» **Request**: In the entries below, count every line containing "Hold". Return the number and nothing else.

» **Supplied material**:

# # # # #

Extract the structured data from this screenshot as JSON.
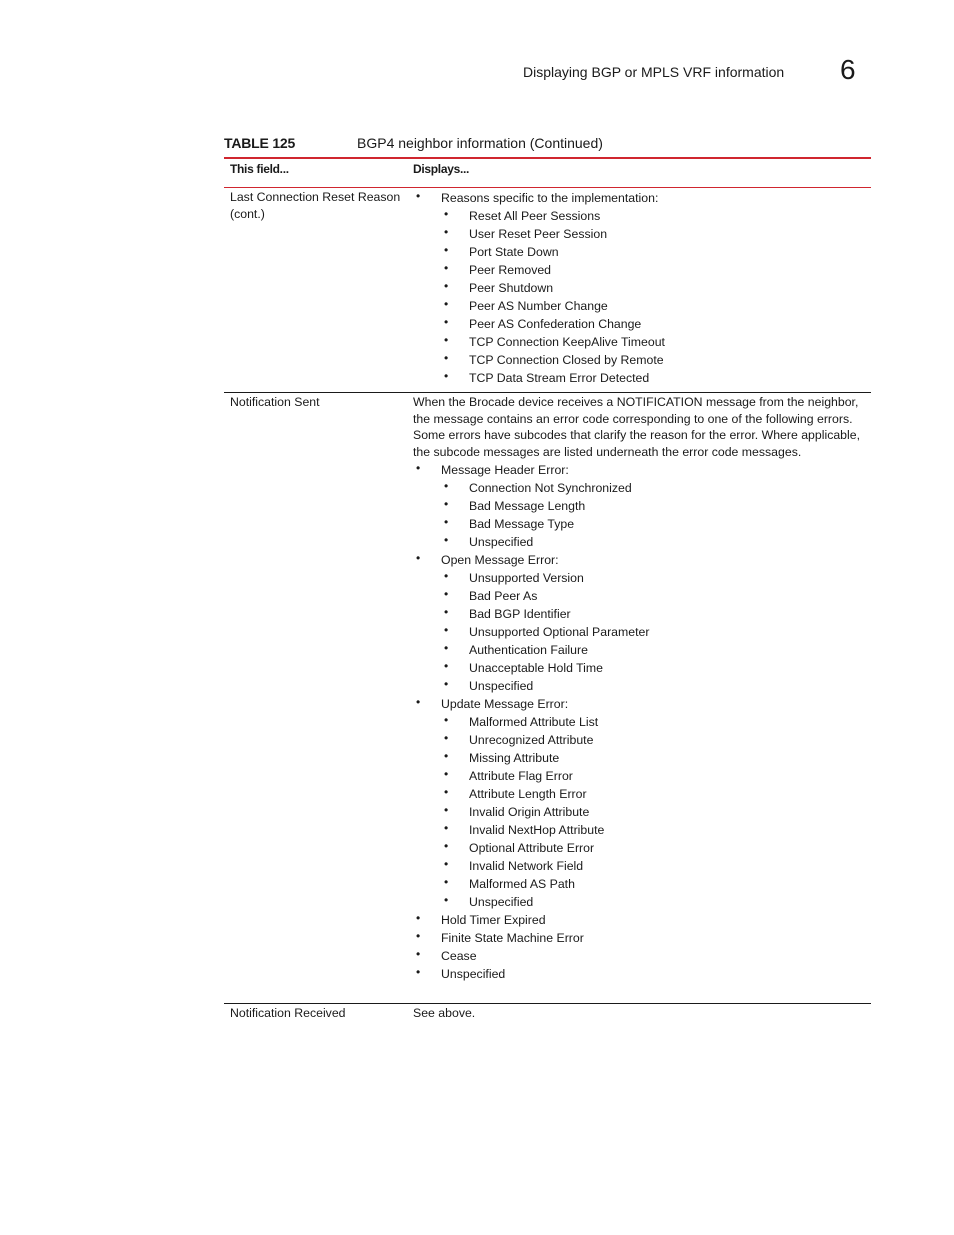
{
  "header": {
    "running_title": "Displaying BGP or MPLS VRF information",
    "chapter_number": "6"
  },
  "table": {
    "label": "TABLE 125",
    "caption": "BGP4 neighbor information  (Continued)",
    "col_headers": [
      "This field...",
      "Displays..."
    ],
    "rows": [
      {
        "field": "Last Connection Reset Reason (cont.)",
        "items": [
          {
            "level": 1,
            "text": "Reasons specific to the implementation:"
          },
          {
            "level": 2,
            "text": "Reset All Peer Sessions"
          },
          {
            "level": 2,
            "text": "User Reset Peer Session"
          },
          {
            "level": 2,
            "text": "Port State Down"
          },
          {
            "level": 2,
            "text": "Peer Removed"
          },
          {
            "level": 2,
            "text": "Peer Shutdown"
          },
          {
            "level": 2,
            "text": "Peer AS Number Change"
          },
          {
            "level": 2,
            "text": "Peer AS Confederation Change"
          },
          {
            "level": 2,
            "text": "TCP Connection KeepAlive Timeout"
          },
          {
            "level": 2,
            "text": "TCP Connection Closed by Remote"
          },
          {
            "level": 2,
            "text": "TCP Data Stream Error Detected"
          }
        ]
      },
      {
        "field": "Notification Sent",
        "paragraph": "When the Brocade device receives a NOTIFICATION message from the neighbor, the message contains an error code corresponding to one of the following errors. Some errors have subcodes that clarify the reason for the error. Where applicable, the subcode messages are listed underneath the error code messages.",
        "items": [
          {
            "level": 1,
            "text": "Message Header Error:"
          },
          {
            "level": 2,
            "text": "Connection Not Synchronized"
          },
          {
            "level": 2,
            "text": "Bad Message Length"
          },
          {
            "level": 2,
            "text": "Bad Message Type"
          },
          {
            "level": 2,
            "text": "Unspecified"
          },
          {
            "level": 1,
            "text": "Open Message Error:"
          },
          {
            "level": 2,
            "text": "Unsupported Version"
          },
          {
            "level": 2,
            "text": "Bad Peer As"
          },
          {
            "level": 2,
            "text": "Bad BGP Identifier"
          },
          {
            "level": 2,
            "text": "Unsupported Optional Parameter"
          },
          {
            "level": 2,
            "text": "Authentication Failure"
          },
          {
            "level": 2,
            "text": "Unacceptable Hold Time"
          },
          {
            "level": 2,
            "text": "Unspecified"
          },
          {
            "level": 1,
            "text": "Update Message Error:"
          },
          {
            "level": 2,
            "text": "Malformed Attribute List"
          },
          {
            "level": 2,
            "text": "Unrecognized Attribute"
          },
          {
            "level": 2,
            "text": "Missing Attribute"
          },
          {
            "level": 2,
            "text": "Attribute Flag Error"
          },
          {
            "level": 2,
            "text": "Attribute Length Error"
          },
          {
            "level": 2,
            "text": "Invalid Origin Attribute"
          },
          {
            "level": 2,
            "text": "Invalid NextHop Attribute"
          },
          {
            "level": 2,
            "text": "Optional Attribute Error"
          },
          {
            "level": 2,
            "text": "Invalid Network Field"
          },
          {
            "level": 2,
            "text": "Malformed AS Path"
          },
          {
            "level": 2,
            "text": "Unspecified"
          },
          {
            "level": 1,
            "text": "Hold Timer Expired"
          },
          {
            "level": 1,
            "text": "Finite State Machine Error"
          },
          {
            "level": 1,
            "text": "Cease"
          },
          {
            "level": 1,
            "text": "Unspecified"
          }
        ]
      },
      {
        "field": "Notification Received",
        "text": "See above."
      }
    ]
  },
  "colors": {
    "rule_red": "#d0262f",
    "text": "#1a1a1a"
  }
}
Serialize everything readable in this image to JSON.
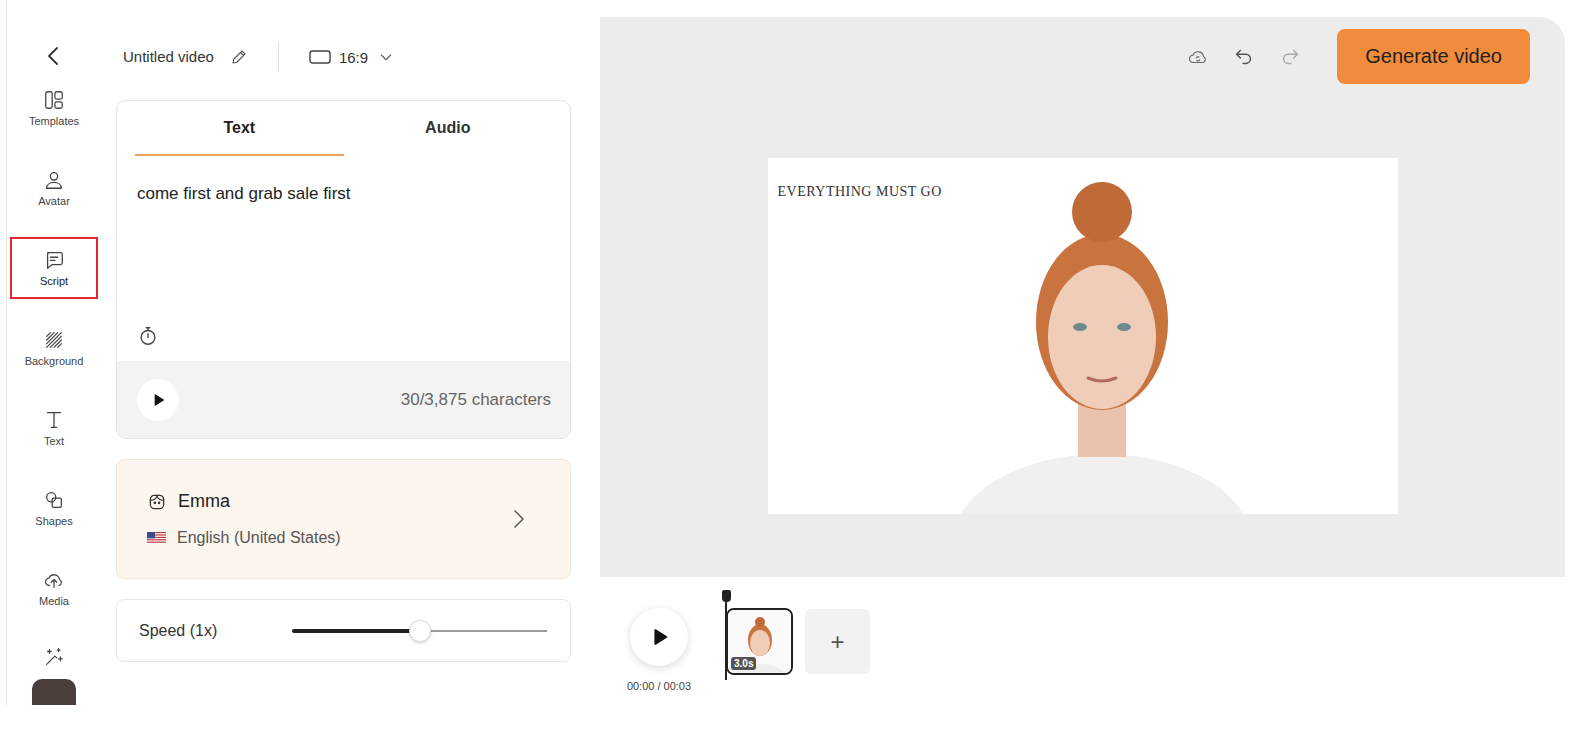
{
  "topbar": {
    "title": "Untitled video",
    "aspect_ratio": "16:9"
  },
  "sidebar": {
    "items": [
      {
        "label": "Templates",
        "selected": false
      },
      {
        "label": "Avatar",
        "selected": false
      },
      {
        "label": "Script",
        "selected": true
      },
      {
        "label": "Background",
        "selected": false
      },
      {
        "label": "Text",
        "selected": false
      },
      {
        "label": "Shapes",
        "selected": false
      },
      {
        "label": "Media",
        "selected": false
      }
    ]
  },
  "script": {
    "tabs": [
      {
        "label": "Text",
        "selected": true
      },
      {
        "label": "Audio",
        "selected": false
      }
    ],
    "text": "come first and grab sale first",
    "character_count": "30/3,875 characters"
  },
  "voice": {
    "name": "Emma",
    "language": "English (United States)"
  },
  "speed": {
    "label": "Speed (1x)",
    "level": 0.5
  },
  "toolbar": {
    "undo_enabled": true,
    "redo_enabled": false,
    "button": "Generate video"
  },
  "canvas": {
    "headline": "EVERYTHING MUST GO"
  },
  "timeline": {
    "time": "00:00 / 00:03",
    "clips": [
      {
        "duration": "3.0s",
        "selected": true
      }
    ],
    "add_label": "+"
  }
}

# # # # #

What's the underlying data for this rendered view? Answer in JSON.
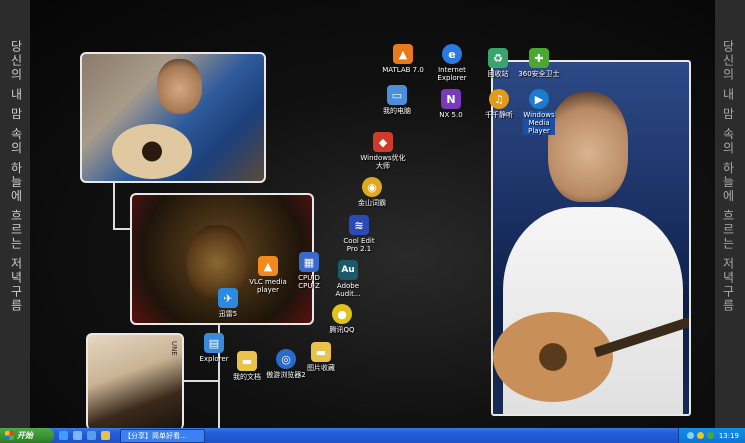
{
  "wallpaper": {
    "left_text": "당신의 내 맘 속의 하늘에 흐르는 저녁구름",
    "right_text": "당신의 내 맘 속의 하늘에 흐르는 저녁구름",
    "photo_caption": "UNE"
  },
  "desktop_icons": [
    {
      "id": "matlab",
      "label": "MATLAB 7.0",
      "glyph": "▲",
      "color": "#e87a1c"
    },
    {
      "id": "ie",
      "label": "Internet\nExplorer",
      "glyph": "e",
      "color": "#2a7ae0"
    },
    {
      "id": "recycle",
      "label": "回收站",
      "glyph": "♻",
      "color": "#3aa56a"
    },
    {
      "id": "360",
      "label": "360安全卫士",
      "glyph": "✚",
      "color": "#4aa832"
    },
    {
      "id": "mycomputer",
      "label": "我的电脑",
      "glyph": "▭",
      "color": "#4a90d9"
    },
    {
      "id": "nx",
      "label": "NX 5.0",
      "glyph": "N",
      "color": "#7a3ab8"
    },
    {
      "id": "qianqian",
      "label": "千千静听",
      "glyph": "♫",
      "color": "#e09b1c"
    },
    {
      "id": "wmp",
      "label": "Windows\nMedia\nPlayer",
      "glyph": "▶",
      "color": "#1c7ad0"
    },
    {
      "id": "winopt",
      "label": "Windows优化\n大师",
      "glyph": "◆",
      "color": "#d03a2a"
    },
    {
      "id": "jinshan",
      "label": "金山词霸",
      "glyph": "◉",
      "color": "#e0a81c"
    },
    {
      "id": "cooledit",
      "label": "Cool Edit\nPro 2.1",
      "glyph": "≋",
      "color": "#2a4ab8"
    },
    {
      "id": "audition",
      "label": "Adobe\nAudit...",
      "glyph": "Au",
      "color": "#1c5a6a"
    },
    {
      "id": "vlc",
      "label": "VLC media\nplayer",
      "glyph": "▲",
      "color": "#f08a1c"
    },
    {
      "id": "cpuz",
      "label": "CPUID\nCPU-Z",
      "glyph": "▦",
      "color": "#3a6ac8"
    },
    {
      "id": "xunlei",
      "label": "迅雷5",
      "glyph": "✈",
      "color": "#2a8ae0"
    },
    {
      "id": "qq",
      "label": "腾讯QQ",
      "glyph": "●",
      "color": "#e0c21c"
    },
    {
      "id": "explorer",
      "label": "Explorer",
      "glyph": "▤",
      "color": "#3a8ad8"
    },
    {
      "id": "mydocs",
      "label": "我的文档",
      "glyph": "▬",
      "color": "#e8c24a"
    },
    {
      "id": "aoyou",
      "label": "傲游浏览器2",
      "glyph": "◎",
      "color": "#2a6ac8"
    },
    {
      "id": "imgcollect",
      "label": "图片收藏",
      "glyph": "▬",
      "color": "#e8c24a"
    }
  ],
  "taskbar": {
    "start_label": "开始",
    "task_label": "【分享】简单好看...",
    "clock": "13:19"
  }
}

# # # # #

» **Correct output**: 2